(Data items)
##############################

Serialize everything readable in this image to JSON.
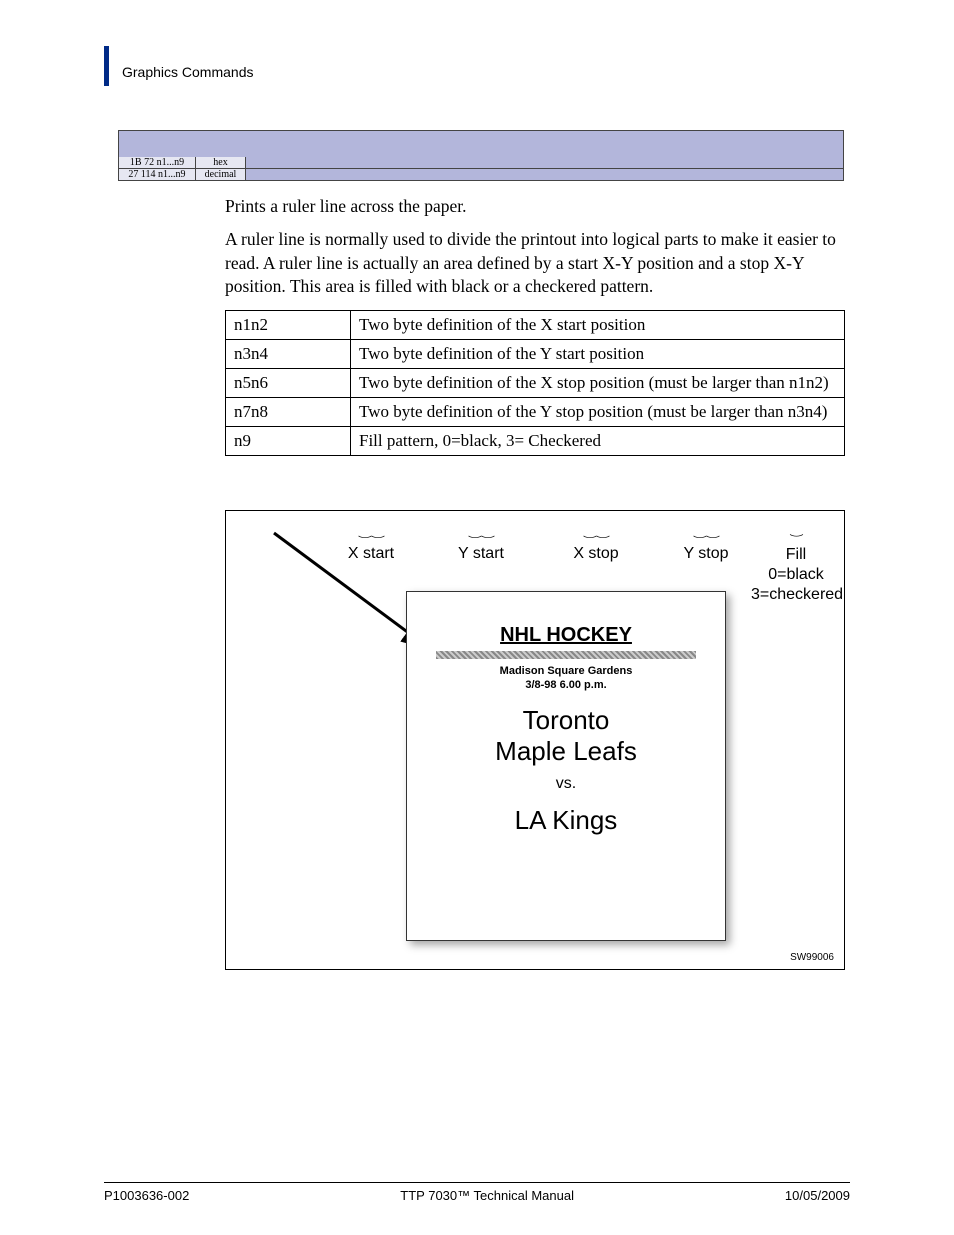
{
  "header": {
    "section": "Graphics Commands"
  },
  "command_codes": {
    "hex_val": "1B 72  n1...n9",
    "hex_label": "hex",
    "dec_val": "27 114  n1...n9",
    "dec_label": "decimal"
  },
  "para1": "Prints a ruler line across the paper.",
  "para2": "A ruler line is normally used to divide the printout into logical parts to make it easier to read. A ruler line is actually an area defined by a start X-Y position and a stop X-Y position. This area is filled with black or a checkered pattern.",
  "params": [
    {
      "name": "n1n2",
      "desc": "Two byte definition of the X start position"
    },
    {
      "name": "n3n4",
      "desc": "Two byte definition of the Y start position"
    },
    {
      "name": "n5n6",
      "desc": "Two byte definition of the X stop position (must be larger than n1n2)"
    },
    {
      "name": "n7n8",
      "desc": "Two byte definition of the Y stop position (must be larger than n3n4)"
    },
    {
      "name": "n9",
      "desc": "Fill pattern, 0=black, 3= Checkered"
    }
  ],
  "figure": {
    "labels": {
      "xstart": "X start",
      "ystart": "Y start",
      "xstop": "X stop",
      "ystop": "Y stop",
      "fill1": "Fill",
      "fill2": "0=black",
      "fill3": "3=checkered"
    },
    "ticket": {
      "title": "NHL HOCKEY",
      "venue": "Madison Square Gardens",
      "datetime": "3/8-98 6.00 p.m.",
      "team1": "Toronto",
      "team1b": "Maple Leafs",
      "vs": "vs.",
      "team2": "LA Kings"
    },
    "id": "SW99006"
  },
  "footer": {
    "left": "P1003636-002",
    "center": "TTP 7030™ Technical Manual",
    "right": "10/05/2009"
  }
}
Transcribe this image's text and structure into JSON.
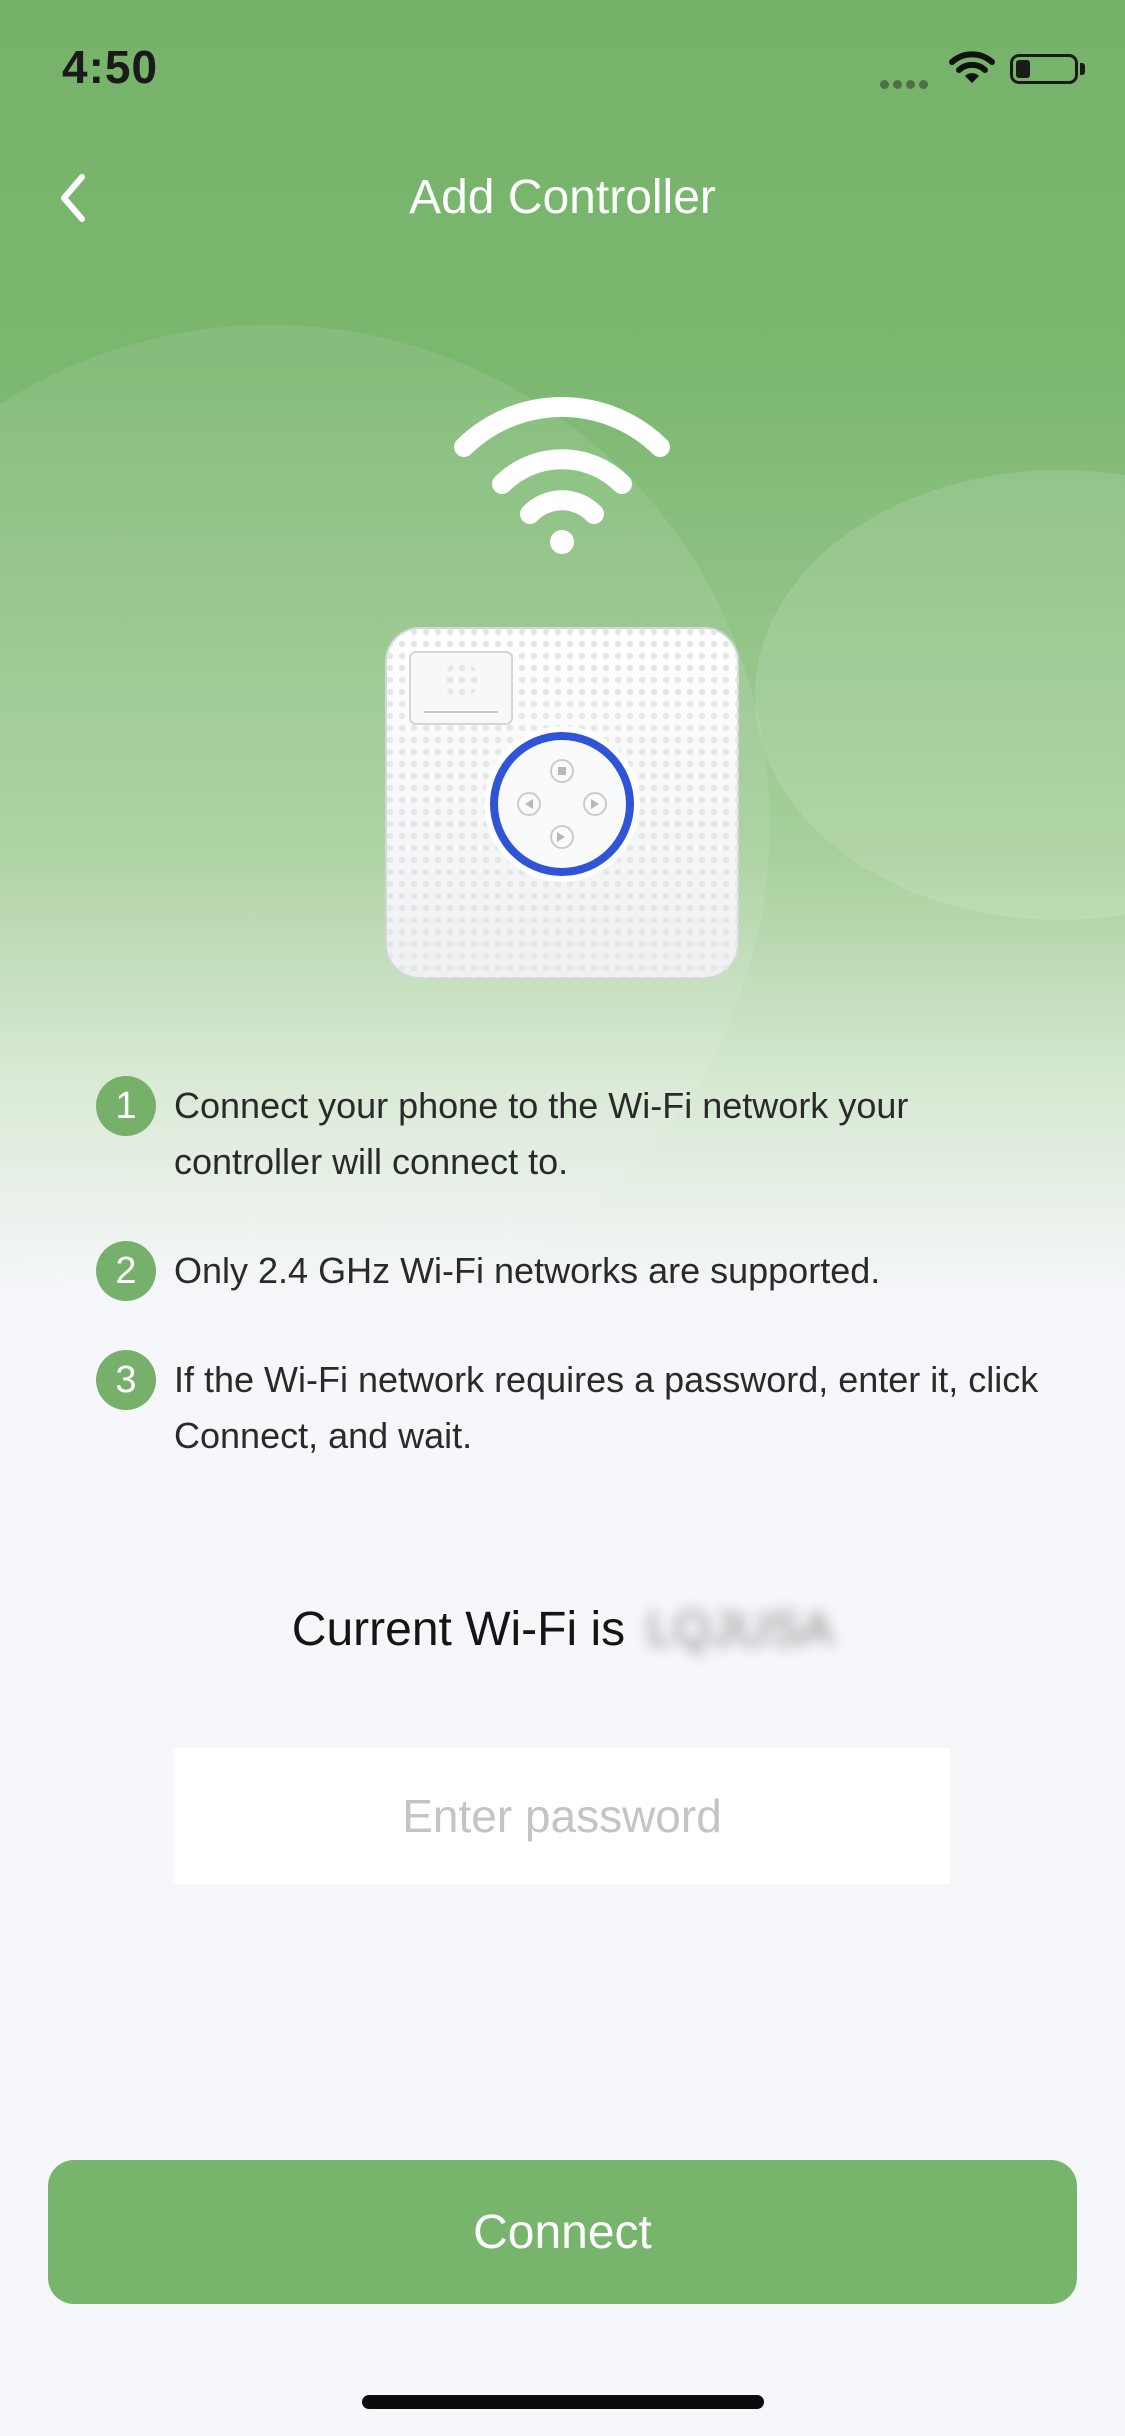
{
  "status_bar": {
    "time": "4:50"
  },
  "nav": {
    "title": "Add Controller",
    "back_icon": "chevron-left-icon"
  },
  "illustration": {
    "wifi_icon": "wifi-icon",
    "device": "controller-device-image"
  },
  "steps": [
    {
      "number": "1",
      "text": "Connect your phone to the Wi-Fi network your controller will connect to."
    },
    {
      "number": "2",
      "text": "Only 2.4 GHz Wi-Fi networks are supported."
    },
    {
      "number": "3",
      "text": "If the Wi-Fi network requires a password, enter it, click Connect, and wait."
    }
  ],
  "wifi": {
    "label": "Current Wi-Fi is",
    "ssid": "LQJUSA"
  },
  "password": {
    "placeholder": "Enter password",
    "value": ""
  },
  "connect_button": {
    "label": "Connect"
  },
  "colors": {
    "accent": "#77b56d",
    "header_green": "#76b26a",
    "background": "#f6f7fb",
    "device_ring": "#2f54d8"
  }
}
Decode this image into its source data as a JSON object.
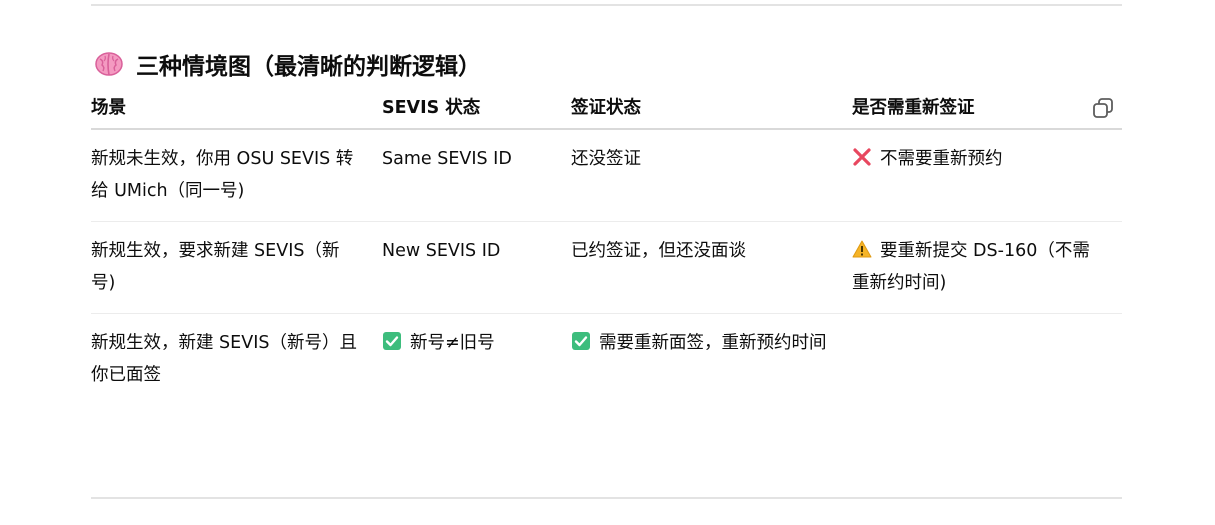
{
  "heading": {
    "icon": "brain-icon",
    "text": "三种情境图（最清晰的判断逻辑）"
  },
  "table": {
    "headers": [
      "场景",
      "SEVIS 状态",
      "签证状态",
      "是否需重新签证"
    ],
    "rows": [
      {
        "scenario": "新规未生效，你用 OSU SEVIS 转给 UMich（同一号)",
        "sevis": "Same SEVIS ID",
        "visa": "还没签证",
        "resign": {
          "icon": "cross-mark-icon",
          "text": "不需要重新预约"
        }
      },
      {
        "scenario": "新规生效，要求新建 SEVIS（新号)",
        "sevis": "New SEVIS ID",
        "visa": "已约签证，但还没面谈",
        "resign": {
          "icon": "warning-icon",
          "text": "要重新提交 DS-160（不需重新约时间)"
        }
      },
      {
        "scenario": "新规生效，新建 SEVIS（新号）且你已面签",
        "sevis": {
          "icon": "check-mark-icon",
          "text": "新号≠旧号"
        },
        "visa": {
          "icon": "check-mark-icon",
          "text": "需要重新面签，重新预约时间"
        },
        "resign": ""
      }
    ]
  },
  "colors": {
    "cross": "#e8475f",
    "check": "#3dbd7d",
    "warning": "#f5b427",
    "rule": "#e3e3e3"
  }
}
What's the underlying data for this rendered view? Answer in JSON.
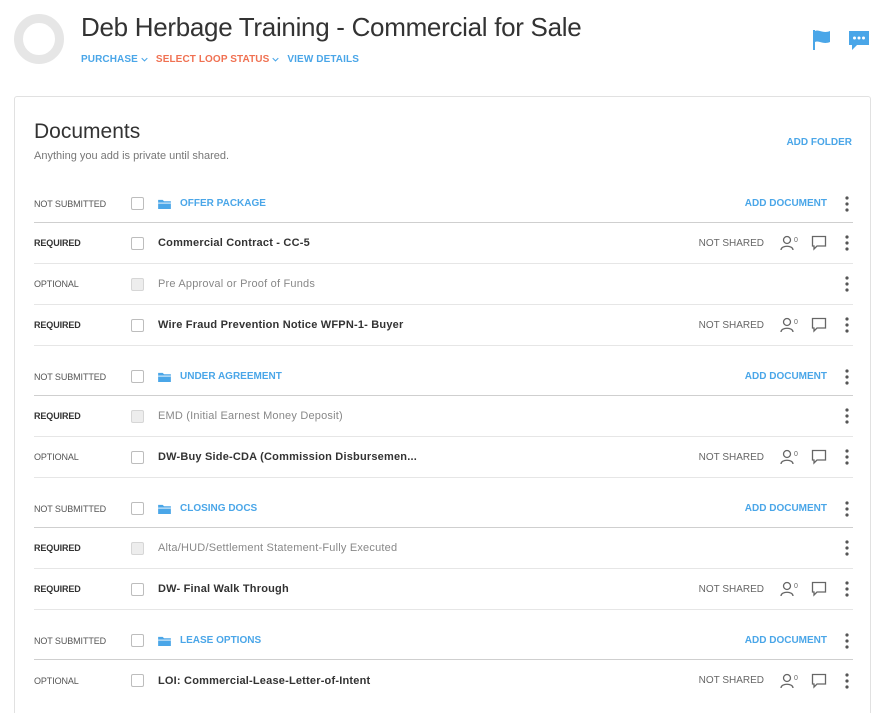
{
  "header": {
    "title": "Deb Herbage Training - Commercial for Sale",
    "nav": {
      "purchase": "PURCHASE",
      "loop_status": "SELECT LOOP STATUS",
      "view_details": "VIEW DETAILS"
    },
    "icons": {
      "flag": "flag-icon",
      "chat": "chat-icon"
    },
    "colors": {
      "accent": "#4aa6e8",
      "status_orange": "#f07152"
    }
  },
  "documents": {
    "title": "Documents",
    "subtitle": "Anything you add is private until shared.",
    "add_folder": "ADD FOLDER",
    "rows": [
      {
        "type": "folder",
        "status": "NOT SUBMITTED",
        "name": "OFFER PACKAGE",
        "action": "ADD DOCUMENT"
      },
      {
        "type": "doc",
        "status": "REQUIRED",
        "name": "Commercial Contract - CC-5",
        "share": "NOT SHARED"
      },
      {
        "type": "doc",
        "status": "OPTIONAL",
        "name": "Pre Approval or Proof of Funds",
        "share": ""
      },
      {
        "type": "doc",
        "status": "REQUIRED",
        "name": "Wire Fraud Prevention Notice WFPN-1- Buyer",
        "share": "NOT SHARED"
      },
      {
        "type": "folder",
        "status": "NOT SUBMITTED",
        "name": "UNDER AGREEMENT",
        "action": "ADD DOCUMENT"
      },
      {
        "type": "doc",
        "status": "REQUIRED",
        "name": "EMD (Initial Earnest Money Deposit)",
        "share": ""
      },
      {
        "type": "doc",
        "status": "OPTIONAL",
        "name": "DW-Buy Side-CDA (Commission Disbursemen...",
        "share": "NOT SHARED"
      },
      {
        "type": "folder",
        "status": "NOT SUBMITTED",
        "name": "CLOSING DOCS",
        "action": "ADD DOCUMENT"
      },
      {
        "type": "doc",
        "status": "REQUIRED",
        "name": "Alta/HUD/Settlement Statement-Fully Executed",
        "share": ""
      },
      {
        "type": "doc",
        "status": "REQUIRED",
        "name": "DW- Final Walk Through",
        "share": "NOT SHARED"
      },
      {
        "type": "folder",
        "status": "NOT SUBMITTED",
        "name": "LEASE OPTIONS",
        "action": "ADD DOCUMENT"
      },
      {
        "type": "doc",
        "status": "OPTIONAL",
        "name": "LOI: Commercial-Lease-Letter-of-Intent",
        "share": "NOT SHARED"
      }
    ]
  }
}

##############################

WORK REQUIRED
Pull out every line in the data above that has the word "larger".

OUTPUT OF THE EXERCISE
      "desc": "Two byte definition of the X stop position (must be larger than n1n2)"
      "desc": "Two byte definition of the Y stop position (must be larger than n3n4)"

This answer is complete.